» PROBLEM TO WORK ON: Return all lines from the listing below in which the string "Adaboost" occurs.

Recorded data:
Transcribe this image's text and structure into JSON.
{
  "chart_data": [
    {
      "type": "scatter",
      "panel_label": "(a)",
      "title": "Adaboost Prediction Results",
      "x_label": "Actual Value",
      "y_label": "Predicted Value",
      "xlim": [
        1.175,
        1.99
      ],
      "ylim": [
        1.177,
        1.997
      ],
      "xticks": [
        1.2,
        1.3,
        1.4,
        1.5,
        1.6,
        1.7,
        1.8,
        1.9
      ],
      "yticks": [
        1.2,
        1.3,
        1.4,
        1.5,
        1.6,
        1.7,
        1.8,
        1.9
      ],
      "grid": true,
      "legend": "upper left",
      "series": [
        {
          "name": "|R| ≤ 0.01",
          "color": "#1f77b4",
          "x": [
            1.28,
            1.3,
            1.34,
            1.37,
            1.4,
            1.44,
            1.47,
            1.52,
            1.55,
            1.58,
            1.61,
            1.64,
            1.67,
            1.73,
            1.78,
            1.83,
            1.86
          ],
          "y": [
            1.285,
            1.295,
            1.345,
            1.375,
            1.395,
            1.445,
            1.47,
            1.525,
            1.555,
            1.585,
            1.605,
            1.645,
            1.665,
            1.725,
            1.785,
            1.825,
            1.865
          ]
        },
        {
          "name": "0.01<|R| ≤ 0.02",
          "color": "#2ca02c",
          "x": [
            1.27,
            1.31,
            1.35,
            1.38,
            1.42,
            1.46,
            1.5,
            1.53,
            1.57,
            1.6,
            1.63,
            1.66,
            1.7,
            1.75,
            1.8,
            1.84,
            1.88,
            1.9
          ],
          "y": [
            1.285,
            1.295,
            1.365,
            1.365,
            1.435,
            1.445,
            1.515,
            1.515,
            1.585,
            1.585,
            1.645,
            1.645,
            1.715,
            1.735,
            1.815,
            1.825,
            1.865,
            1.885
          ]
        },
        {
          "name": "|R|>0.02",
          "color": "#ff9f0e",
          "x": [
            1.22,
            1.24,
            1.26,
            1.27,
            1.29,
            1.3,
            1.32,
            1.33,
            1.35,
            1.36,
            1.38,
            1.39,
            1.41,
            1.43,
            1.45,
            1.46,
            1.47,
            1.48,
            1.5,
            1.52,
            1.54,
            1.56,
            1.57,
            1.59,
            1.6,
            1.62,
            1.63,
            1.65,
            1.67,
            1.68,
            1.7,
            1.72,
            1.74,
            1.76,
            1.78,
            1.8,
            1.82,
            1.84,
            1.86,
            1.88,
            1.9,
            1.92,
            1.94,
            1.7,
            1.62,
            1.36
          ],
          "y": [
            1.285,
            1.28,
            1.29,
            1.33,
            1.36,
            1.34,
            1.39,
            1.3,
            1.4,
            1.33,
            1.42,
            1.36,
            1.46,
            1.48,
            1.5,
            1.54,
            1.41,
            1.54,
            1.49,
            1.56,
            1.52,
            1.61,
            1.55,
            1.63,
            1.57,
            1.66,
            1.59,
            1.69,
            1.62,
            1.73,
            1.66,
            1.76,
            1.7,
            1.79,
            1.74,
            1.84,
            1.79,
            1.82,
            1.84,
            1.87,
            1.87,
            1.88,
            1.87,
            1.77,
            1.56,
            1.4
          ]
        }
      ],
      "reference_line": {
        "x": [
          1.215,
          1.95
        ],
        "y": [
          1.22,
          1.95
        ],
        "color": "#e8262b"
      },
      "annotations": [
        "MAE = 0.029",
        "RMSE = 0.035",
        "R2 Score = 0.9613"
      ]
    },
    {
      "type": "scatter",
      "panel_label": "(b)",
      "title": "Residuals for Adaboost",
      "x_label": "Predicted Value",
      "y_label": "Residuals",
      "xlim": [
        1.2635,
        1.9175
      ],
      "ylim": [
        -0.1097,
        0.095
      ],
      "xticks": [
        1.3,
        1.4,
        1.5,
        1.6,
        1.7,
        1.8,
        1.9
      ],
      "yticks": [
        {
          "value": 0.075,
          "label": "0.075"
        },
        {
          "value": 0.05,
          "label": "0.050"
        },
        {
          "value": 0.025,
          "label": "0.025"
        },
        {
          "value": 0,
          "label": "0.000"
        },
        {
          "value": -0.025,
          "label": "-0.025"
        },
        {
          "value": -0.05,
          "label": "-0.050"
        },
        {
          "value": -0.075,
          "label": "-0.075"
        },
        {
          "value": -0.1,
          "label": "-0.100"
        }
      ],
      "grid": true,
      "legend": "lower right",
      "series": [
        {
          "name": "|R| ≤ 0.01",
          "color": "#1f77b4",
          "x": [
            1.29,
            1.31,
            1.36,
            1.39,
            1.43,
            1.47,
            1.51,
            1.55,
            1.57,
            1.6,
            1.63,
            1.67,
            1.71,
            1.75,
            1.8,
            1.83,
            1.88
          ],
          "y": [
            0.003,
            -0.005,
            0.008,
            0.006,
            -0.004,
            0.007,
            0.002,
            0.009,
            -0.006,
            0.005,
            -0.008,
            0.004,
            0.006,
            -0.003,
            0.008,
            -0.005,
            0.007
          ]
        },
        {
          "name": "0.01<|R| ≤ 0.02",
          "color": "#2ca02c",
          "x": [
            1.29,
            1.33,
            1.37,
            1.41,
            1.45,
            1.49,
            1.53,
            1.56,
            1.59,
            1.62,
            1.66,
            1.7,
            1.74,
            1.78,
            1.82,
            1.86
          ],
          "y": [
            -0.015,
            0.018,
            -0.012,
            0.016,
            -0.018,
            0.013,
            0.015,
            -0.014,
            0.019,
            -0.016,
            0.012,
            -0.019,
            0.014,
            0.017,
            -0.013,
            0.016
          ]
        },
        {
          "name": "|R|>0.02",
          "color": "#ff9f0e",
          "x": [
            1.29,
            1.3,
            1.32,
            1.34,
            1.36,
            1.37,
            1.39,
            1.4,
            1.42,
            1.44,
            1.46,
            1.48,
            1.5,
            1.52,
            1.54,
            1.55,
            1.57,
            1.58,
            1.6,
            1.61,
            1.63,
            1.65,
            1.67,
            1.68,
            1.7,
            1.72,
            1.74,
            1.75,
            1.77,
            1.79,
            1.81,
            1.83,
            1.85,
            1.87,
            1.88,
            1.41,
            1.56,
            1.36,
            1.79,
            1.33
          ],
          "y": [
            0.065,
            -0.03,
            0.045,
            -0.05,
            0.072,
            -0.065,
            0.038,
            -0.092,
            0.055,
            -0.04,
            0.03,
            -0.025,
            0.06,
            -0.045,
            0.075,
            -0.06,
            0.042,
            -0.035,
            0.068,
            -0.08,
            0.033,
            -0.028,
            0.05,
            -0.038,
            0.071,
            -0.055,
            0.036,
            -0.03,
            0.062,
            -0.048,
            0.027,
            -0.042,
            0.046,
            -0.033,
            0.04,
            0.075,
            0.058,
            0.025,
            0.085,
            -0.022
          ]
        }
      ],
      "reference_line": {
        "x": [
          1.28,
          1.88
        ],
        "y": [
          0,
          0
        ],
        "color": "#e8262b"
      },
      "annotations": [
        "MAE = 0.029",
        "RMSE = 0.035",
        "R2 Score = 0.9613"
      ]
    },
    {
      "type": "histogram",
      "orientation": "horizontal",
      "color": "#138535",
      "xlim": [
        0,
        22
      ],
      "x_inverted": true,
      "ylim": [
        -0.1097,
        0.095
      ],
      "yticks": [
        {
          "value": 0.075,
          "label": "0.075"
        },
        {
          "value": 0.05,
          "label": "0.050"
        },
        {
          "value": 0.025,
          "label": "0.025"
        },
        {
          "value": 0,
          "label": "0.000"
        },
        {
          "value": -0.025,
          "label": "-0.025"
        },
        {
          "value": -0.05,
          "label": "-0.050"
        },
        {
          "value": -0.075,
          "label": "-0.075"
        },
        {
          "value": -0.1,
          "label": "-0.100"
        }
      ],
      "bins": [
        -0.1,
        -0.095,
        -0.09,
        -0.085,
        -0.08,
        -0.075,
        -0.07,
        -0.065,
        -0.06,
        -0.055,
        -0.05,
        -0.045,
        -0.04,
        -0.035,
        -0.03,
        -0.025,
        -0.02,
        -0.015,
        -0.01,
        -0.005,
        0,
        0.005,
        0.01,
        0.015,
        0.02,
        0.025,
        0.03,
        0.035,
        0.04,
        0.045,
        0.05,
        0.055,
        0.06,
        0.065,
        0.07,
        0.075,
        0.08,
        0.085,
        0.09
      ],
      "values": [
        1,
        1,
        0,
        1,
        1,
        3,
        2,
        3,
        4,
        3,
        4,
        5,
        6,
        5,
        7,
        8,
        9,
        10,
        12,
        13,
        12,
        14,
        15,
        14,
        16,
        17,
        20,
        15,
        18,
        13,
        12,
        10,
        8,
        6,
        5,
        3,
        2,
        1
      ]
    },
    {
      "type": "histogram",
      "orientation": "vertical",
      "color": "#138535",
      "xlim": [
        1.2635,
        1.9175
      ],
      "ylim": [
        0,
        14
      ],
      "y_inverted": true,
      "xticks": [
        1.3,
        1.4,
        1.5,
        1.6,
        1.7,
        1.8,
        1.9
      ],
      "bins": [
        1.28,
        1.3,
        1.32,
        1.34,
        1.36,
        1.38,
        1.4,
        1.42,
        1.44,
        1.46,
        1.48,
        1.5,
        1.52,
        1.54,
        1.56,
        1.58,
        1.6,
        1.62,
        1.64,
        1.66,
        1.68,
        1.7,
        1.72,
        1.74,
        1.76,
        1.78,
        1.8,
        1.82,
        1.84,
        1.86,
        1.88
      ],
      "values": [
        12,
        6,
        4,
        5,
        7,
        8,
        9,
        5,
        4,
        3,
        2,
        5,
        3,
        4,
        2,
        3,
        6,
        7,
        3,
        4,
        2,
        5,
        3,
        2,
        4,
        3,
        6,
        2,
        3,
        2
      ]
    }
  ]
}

» RESPONSE:
      "title": "Adaboost Prediction Results",
      "title": "Residuals for Adaboost",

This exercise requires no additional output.